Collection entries
BEGIN
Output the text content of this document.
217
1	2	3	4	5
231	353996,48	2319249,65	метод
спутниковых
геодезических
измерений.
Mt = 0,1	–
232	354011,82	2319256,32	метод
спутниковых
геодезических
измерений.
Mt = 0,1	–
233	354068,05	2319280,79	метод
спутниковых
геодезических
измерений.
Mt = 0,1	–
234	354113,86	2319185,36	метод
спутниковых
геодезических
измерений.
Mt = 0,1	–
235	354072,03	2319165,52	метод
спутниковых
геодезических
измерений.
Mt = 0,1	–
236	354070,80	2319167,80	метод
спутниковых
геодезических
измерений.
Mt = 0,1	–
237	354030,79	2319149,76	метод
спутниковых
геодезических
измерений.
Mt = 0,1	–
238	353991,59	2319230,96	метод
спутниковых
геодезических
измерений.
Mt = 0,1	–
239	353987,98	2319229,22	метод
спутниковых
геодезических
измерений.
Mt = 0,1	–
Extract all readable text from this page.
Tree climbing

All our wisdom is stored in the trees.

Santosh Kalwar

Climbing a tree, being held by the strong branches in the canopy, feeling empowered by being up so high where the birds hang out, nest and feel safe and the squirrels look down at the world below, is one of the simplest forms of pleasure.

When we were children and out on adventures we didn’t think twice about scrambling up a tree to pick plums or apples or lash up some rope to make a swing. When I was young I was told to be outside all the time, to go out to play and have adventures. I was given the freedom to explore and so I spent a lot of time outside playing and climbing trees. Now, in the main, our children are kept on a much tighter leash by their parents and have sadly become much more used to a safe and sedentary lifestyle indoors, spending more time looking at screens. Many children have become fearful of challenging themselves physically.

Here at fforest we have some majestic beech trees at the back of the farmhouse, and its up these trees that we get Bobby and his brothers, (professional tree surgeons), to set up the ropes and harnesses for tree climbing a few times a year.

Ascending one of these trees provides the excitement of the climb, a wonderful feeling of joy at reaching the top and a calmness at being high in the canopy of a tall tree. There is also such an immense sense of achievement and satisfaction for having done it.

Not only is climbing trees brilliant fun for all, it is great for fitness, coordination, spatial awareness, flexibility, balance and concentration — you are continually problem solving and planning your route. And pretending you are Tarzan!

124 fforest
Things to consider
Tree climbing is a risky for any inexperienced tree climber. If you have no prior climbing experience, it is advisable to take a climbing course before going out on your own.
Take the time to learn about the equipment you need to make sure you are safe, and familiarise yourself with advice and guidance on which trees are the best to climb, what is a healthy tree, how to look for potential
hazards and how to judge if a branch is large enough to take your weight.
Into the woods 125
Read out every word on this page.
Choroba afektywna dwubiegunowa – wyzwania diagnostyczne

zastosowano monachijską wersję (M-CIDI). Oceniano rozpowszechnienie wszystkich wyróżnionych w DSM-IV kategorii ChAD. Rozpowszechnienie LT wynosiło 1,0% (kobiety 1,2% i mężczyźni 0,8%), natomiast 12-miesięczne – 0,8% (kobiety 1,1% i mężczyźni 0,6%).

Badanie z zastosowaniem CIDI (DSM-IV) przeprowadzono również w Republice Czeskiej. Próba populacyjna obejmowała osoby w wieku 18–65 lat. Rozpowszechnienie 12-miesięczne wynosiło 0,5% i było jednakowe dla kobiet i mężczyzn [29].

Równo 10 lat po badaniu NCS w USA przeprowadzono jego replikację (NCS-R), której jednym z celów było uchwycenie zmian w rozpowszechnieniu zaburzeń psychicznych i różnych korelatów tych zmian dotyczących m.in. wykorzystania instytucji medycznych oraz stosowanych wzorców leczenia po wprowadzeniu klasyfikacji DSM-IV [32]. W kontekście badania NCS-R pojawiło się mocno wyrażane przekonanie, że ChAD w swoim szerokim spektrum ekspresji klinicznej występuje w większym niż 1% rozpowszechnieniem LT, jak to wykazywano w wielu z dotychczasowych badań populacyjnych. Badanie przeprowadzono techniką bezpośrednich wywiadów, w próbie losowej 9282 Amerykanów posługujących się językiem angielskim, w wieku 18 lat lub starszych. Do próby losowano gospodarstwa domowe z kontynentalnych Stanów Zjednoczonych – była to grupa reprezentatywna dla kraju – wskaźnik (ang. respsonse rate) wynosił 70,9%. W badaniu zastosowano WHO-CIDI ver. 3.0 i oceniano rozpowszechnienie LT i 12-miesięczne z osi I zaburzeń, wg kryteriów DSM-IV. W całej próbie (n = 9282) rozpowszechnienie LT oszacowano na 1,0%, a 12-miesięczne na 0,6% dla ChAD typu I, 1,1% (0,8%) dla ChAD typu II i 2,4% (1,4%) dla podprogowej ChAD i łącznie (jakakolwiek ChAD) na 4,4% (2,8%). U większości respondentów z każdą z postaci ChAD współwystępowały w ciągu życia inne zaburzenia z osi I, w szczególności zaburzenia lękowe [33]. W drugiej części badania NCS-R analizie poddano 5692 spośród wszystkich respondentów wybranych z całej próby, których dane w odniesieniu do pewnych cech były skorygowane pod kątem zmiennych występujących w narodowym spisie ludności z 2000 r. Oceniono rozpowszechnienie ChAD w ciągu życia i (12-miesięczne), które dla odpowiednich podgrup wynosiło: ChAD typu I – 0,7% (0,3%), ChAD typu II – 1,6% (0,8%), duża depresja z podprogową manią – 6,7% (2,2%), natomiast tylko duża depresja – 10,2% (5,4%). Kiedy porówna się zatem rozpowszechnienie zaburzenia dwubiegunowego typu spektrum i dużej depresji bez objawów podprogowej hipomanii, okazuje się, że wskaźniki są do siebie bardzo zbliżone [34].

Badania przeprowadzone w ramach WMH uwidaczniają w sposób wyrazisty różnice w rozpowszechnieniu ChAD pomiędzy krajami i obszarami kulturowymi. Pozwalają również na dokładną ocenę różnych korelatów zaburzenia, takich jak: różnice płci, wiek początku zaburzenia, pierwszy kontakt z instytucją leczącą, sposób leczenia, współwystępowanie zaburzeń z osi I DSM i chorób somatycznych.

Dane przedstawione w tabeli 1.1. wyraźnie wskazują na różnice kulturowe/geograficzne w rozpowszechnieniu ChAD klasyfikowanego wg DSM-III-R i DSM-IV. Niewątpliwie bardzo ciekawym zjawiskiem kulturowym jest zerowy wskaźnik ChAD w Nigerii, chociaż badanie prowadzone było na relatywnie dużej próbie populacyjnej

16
END
● REQUIRED TASK
Gather each line of the records holding the string "fforest".

● FINAL RESULT
Here at fforest we have some majestic beech trees at the back of the farmhouse, and its up these trees that we get Bobby and his brothers, (professional tree surgeons), to set up the ropes and harnesses for tree climbing a few times a year.
124 fforest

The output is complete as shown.